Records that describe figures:

:::

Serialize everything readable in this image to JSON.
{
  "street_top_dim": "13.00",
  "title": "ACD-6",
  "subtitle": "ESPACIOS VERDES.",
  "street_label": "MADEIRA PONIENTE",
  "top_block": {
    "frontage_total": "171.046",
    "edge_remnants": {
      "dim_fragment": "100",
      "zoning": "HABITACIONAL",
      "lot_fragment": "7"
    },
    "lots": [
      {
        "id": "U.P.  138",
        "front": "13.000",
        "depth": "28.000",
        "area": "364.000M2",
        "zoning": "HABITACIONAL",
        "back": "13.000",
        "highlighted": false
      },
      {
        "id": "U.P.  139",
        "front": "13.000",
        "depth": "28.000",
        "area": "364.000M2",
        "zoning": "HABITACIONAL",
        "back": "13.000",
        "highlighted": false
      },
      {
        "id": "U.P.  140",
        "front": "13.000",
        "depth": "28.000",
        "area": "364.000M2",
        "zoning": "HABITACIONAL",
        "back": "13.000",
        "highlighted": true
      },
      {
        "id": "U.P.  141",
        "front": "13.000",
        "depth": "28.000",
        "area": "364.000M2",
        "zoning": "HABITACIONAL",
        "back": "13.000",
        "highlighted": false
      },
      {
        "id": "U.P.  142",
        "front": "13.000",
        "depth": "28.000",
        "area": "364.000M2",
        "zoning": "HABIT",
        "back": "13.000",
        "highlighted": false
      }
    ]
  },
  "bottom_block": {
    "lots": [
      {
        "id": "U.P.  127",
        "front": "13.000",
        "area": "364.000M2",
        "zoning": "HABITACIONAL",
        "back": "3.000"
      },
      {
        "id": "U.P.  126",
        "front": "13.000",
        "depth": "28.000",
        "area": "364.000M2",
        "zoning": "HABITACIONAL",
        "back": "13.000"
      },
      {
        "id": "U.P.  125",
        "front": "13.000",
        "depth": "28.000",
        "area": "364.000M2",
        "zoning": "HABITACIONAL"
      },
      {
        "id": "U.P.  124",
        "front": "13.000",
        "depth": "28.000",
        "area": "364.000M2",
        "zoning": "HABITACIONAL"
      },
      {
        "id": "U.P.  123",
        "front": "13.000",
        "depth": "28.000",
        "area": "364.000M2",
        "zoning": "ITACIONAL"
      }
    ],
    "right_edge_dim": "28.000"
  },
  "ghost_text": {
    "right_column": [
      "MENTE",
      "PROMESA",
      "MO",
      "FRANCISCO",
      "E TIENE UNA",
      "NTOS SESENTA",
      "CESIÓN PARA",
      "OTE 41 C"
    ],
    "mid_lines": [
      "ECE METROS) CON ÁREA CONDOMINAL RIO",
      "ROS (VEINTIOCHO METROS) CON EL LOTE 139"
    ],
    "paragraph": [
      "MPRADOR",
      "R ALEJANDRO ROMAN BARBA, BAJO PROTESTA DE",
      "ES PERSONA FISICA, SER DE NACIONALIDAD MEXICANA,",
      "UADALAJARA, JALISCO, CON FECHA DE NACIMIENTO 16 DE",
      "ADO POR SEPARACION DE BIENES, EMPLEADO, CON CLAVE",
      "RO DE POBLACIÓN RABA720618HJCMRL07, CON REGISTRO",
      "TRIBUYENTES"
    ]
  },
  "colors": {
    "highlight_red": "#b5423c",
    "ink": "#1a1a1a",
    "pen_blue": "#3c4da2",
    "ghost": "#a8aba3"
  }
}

:::

- [What to produce]: All of the material above needs to be retyped word for word.

- [Full solution]:
Serialize everything readable in this image to JSON.
{
  "street_top_dim": "13.00",
  "title": "ACD-6",
  "subtitle": "ESPACIOS VERDES.",
  "street_label": "MADEIRA PONIENTE",
  "top_block": {
    "frontage_total": "171.046",
    "edge_remnants": {
      "dim_fragment": "100",
      "zoning": "HABITACIONAL",
      "lot_fragment": "7"
    },
    "lots": [
      {
        "id": "U.P.  138",
        "front": "13.000",
        "depth": "28.000",
        "area": "364.000M2",
        "zoning": "HABITACIONAL",
        "back": "13.000",
        "highlighted": false
      },
      {
        "id": "U.P.  139",
        "front": "13.000",
        "depth": "28.000",
        "area": "364.000M2",
        "zoning": "HABITACIONAL",
        "back": "13.000",
        "highlighted": false
      },
      {
        "id": "U.P.  140",
        "front": "13.000",
        "depth": "28.000",
        "area": "364.000M2",
        "zoning": "HABITACIONAL",
        "back": "13.000",
        "highlighted": true
      },
      {
        "id": "U.P.  141",
        "front": "13.000",
        "depth": "28.000",
        "area": "364.000M2",
        "zoning": "HABITACIONAL",
        "back": "13.000",
        "highlighted": false
      },
      {
        "id": "U.P.  142",
        "front": "13.000",
        "depth": "28.000",
        "area": "364.000M2",
        "zoning": "HABIT",
        "back": "13.000",
        "highlighted": false
      }
    ]
  },
  "bottom_block": {
    "lots": [
      {
        "id": "U.P.  127",
        "front": "13.000",
        "area": "364.000M2",
        "zoning": "HABITACIONAL",
        "back": "3.000"
      },
      {
        "id": "U.P.  126",
        "front": "13.000",
        "depth": "28.000",
        "area": "364.000M2",
        "zoning": "HABITACIONAL",
        "back": "13.000"
      },
      {
        "id": "U.P.  125",
        "front": "13.000",
        "depth": "28.000",
        "area": "364.000M2",
        "zoning": "HABITACIONAL"
      },
      {
        "id": "U.P.  124",
        "front": "13.000",
        "depth": "28.000",
        "area": "364.000M2",
        "zoning": "HABITACIONAL"
      },
      {
        "id": "U.P.  123",
        "front": "13.000",
        "depth": "28.000",
        "area": "364.000M2",
        "zoning": "ITACIONAL"
      }
    ],
    "right_edge_dim": "28.000"
  },
  "ghost_text": {
    "right_column": [
      "MENTE",
      "PROMESA",
      "MO",
      "FRANCISCO",
      "E TIENE UNA",
      "NTOS SESENTA",
      "CESIÓN PARA",
      "OTE 41 C"
    ],
    "mid_lines": [
      "ECE METROS) CON ÁREA CONDOMINAL RIO",
      "ROS (VEINTIOCHO METROS) CON EL LOTE 139"
    ],
    "paragraph": [
      "MPRADOR",
      "R ALEJANDRO ROMAN BARBA, BAJO PROTESTA DE",
      "ES PERSONA FISICA, SER DE NACIONALIDAD MEXICANA,",
      "UADALAJARA, JALISCO, CON FECHA DE NACIMIENTO 16 DE",
      "ADO POR SEPARACION DE BIENES, EMPLEADO, CON CLAVE",
      "RO DE POBLACIÓN RABA720618HJCMRL07, CON REGISTRO",
      "TRIBUYENTES"
    ]
  },
  "colors": {
    "highlight_red": "#b5423c",
    "ink": "#1a1a1a",
    "pen_blue": "#3c4da2",
    "ghost": "#a8aba3"
  }
}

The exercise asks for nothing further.